Structured figure records
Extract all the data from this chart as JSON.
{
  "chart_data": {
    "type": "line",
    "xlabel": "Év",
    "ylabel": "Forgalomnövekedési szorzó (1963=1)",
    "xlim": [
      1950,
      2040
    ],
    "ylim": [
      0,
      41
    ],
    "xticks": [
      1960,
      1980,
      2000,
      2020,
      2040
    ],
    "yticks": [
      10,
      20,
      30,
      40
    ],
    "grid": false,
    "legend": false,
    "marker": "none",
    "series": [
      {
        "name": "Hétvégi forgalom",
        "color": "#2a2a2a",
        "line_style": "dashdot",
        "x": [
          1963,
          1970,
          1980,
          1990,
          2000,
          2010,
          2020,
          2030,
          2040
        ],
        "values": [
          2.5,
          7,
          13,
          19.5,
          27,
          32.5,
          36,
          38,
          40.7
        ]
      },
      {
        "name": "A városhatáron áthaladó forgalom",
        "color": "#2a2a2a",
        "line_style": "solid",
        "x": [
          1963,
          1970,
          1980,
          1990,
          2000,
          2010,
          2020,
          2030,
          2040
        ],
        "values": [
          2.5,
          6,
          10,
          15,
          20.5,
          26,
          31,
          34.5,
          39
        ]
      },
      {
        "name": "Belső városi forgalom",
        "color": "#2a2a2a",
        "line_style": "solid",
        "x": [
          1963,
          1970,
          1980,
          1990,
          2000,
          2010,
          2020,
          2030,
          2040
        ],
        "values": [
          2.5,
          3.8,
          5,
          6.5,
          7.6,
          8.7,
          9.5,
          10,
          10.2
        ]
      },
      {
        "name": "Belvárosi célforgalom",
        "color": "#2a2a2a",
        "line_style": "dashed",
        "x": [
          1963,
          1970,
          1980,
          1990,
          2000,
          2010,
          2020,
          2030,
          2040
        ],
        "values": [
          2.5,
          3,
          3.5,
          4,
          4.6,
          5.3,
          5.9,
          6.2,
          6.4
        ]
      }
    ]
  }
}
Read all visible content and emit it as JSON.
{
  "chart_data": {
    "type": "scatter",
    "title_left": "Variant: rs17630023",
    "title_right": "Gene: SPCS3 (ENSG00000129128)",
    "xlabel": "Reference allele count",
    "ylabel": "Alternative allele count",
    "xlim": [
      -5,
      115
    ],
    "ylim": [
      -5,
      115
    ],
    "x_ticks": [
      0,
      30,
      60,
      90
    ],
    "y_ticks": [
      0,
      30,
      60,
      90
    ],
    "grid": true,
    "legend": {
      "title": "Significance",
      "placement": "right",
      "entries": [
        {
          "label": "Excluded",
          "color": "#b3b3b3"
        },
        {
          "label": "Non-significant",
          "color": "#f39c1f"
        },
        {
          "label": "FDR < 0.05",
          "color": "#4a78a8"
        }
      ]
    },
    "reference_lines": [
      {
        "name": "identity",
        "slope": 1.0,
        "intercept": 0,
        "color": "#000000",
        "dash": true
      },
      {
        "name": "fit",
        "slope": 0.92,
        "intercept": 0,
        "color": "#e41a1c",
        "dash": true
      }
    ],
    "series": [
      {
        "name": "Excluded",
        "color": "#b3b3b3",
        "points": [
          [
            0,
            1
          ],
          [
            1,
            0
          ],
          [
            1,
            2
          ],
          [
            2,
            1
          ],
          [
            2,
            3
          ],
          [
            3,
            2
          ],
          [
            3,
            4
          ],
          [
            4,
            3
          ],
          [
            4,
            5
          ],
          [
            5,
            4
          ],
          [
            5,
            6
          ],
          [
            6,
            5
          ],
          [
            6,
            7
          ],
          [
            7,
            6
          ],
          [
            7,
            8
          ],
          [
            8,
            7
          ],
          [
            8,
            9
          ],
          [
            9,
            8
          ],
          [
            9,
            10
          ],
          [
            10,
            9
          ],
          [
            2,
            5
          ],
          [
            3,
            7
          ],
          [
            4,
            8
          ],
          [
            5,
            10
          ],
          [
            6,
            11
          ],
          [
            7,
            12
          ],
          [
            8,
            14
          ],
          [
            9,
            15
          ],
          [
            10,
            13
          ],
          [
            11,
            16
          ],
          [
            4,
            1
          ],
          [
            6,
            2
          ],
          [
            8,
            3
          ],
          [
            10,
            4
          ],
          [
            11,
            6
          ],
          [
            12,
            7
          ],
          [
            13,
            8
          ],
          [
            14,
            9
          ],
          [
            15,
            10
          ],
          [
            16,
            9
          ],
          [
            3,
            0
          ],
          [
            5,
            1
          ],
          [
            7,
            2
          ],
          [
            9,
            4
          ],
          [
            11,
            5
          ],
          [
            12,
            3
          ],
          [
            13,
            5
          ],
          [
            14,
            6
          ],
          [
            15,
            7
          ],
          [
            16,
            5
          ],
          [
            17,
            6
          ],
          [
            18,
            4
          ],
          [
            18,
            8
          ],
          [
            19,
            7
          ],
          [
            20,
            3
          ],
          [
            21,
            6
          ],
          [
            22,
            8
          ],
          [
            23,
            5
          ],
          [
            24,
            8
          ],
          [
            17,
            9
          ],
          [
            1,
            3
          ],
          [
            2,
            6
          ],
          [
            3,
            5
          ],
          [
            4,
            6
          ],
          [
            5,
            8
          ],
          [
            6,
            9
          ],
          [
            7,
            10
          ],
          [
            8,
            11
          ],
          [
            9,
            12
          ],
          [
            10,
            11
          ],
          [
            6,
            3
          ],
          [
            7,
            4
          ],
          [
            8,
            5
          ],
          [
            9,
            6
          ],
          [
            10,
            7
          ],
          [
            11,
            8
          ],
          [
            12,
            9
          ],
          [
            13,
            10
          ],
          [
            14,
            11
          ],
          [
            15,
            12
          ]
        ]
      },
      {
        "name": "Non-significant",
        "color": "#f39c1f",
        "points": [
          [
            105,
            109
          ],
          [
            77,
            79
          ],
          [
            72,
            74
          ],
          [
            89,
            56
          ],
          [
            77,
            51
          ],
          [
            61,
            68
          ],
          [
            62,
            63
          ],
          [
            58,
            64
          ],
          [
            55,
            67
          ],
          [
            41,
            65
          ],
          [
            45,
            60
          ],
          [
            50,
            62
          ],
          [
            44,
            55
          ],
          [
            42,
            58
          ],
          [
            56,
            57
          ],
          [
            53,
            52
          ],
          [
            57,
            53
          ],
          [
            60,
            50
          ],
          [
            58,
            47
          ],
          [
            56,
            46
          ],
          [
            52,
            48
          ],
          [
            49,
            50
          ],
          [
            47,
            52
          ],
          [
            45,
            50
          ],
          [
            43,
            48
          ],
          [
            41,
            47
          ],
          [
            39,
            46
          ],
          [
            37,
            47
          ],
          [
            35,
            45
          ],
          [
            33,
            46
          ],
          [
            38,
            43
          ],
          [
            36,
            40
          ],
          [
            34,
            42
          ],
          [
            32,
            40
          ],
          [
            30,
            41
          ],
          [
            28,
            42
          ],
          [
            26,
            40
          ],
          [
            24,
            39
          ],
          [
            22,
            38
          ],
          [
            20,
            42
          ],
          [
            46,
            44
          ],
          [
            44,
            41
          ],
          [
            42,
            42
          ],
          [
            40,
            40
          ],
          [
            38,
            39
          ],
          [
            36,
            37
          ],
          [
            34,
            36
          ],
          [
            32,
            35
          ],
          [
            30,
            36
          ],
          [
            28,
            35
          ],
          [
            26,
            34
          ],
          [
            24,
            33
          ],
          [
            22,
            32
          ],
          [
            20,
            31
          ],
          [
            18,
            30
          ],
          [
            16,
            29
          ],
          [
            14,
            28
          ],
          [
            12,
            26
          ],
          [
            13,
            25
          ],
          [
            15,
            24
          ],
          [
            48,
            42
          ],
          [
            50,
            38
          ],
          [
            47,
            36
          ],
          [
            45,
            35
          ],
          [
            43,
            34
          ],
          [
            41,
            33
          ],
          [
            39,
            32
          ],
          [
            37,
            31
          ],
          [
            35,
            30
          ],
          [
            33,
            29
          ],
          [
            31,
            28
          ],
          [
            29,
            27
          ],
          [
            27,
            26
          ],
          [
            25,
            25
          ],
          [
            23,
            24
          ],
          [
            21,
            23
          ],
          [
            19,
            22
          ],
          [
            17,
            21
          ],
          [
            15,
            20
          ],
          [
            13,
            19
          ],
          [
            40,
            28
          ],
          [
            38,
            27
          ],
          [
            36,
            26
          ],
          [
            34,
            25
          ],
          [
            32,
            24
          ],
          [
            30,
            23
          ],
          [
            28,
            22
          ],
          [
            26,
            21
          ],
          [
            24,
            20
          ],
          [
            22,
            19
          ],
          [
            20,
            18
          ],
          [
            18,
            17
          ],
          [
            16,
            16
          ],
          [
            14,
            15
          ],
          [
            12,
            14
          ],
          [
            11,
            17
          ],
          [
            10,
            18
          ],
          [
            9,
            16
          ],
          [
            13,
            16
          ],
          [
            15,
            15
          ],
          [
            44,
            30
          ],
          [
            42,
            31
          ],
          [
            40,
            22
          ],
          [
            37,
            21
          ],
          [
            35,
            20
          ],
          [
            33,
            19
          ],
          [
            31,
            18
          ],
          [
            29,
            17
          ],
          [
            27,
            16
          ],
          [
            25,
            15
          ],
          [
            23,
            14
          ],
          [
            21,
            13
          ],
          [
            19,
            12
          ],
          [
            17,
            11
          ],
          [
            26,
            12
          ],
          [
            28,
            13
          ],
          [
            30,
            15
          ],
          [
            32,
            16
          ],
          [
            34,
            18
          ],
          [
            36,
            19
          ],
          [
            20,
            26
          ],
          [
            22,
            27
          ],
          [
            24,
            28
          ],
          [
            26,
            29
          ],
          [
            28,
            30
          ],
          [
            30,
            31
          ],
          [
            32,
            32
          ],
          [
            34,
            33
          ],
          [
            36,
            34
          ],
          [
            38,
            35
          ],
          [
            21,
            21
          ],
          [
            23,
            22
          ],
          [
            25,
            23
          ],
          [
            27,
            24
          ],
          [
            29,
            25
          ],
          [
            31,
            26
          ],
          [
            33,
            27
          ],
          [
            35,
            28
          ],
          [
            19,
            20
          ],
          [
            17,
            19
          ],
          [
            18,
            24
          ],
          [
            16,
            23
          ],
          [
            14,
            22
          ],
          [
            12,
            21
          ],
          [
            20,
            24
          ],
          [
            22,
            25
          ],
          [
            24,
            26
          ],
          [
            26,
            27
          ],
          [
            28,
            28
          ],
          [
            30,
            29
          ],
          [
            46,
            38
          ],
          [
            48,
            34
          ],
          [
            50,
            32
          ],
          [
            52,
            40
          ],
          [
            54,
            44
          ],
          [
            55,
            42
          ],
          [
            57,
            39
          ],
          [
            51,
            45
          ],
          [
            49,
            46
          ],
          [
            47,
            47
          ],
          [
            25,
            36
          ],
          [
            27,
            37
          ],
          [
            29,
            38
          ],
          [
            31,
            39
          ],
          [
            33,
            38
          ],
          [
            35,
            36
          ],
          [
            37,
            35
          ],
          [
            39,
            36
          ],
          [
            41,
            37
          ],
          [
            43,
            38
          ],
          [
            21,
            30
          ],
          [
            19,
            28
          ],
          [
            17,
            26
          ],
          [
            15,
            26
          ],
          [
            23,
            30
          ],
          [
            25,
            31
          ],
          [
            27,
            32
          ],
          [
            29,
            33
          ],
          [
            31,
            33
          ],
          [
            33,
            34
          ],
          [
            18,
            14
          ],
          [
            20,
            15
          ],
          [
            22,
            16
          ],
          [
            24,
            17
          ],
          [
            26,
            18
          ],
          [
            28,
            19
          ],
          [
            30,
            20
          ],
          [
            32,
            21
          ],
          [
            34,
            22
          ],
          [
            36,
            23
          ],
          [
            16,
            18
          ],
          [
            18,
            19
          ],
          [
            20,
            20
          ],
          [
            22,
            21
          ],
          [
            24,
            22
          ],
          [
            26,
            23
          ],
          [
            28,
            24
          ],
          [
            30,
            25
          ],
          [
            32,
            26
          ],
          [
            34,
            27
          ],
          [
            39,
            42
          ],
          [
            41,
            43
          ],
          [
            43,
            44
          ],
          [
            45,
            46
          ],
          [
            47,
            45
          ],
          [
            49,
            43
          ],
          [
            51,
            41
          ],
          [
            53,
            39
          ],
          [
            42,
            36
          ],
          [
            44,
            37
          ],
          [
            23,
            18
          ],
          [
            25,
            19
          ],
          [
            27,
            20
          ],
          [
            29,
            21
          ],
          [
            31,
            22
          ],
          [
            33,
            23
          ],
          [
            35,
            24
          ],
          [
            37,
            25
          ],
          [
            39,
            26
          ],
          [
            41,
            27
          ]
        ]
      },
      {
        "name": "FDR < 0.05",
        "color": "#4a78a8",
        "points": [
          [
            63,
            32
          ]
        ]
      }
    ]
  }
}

What you will do
Check every line of the listing for the string "name" and report how many lines have it, as a number alone.

Response to this task
9